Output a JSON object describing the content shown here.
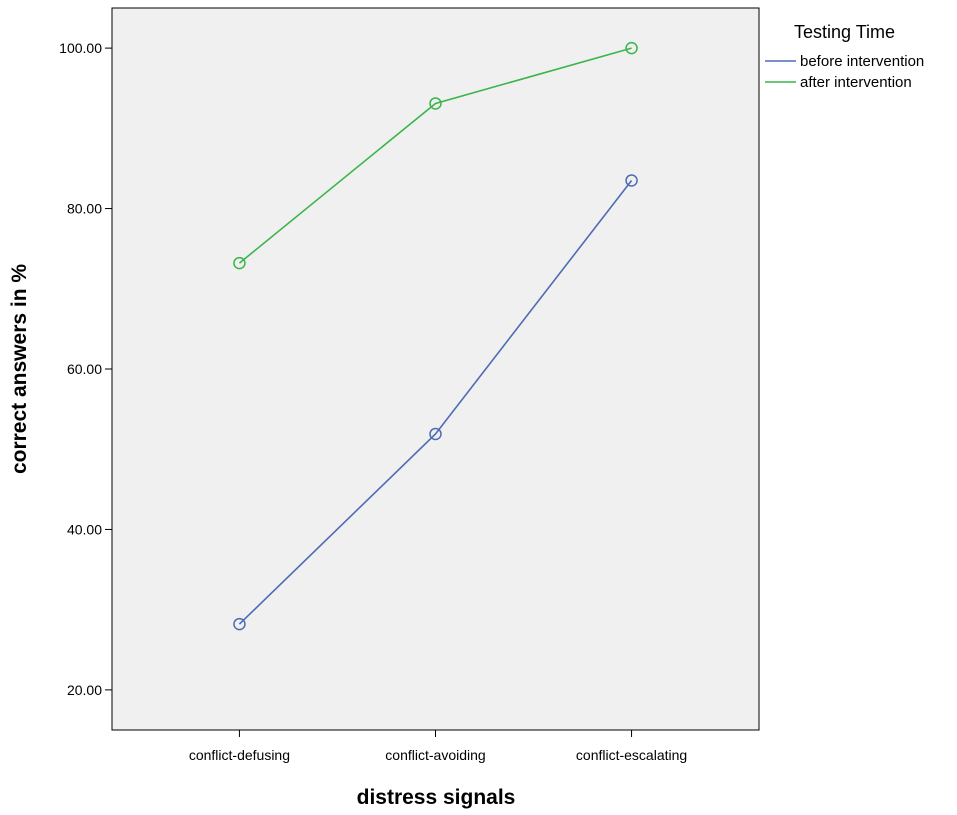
{
  "chart_data": {
    "type": "line",
    "xlabel": "distress signals",
    "ylabel": "correct answers in %",
    "categories": [
      "conflict-defusing",
      "conflict-avoiding",
      "conflict-escalating"
    ],
    "ylim": [
      15,
      105
    ],
    "yticks": [
      "20.00",
      "40.00",
      "60.00",
      "80.00",
      "100.00"
    ],
    "ytick_values": [
      20,
      40,
      60,
      80,
      100
    ],
    "grid": false,
    "legend": {
      "title": "Testing Time",
      "placement": "right"
    },
    "series": [
      {
        "name": "before intervention",
        "color": "#4f6bb5",
        "values": [
          28.2,
          51.9,
          83.5
        ],
        "marker": "open-circle"
      },
      {
        "name": "after intervention",
        "color": "#3ab54a",
        "values": [
          73.2,
          93.1,
          100.0
        ],
        "marker": "open-circle"
      }
    ],
    "plot_background": "#f0f0f0"
  }
}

Exercise brief:
From the material above, reproduce everything verbatim except the pictures.

Task result:
Output a JSON object describing the content shown here.
{
  "chart_data": {
    "type": "line",
    "xlabel": "distress signals",
    "ylabel": "correct answers in %",
    "categories": [
      "conflict-defusing",
      "conflict-avoiding",
      "conflict-escalating"
    ],
    "ylim": [
      15,
      105
    ],
    "yticks": [
      "20.00",
      "40.00",
      "60.00",
      "80.00",
      "100.00"
    ],
    "ytick_values": [
      20,
      40,
      60,
      80,
      100
    ],
    "grid": false,
    "legend": {
      "title": "Testing Time",
      "placement": "right"
    },
    "series": [
      {
        "name": "before intervention",
        "color": "#4f6bb5",
        "values": [
          28.2,
          51.9,
          83.5
        ],
        "marker": "open-circle"
      },
      {
        "name": "after intervention",
        "color": "#3ab54a",
        "values": [
          73.2,
          93.1,
          100.0
        ],
        "marker": "open-circle"
      }
    ],
    "plot_background": "#f0f0f0"
  }
}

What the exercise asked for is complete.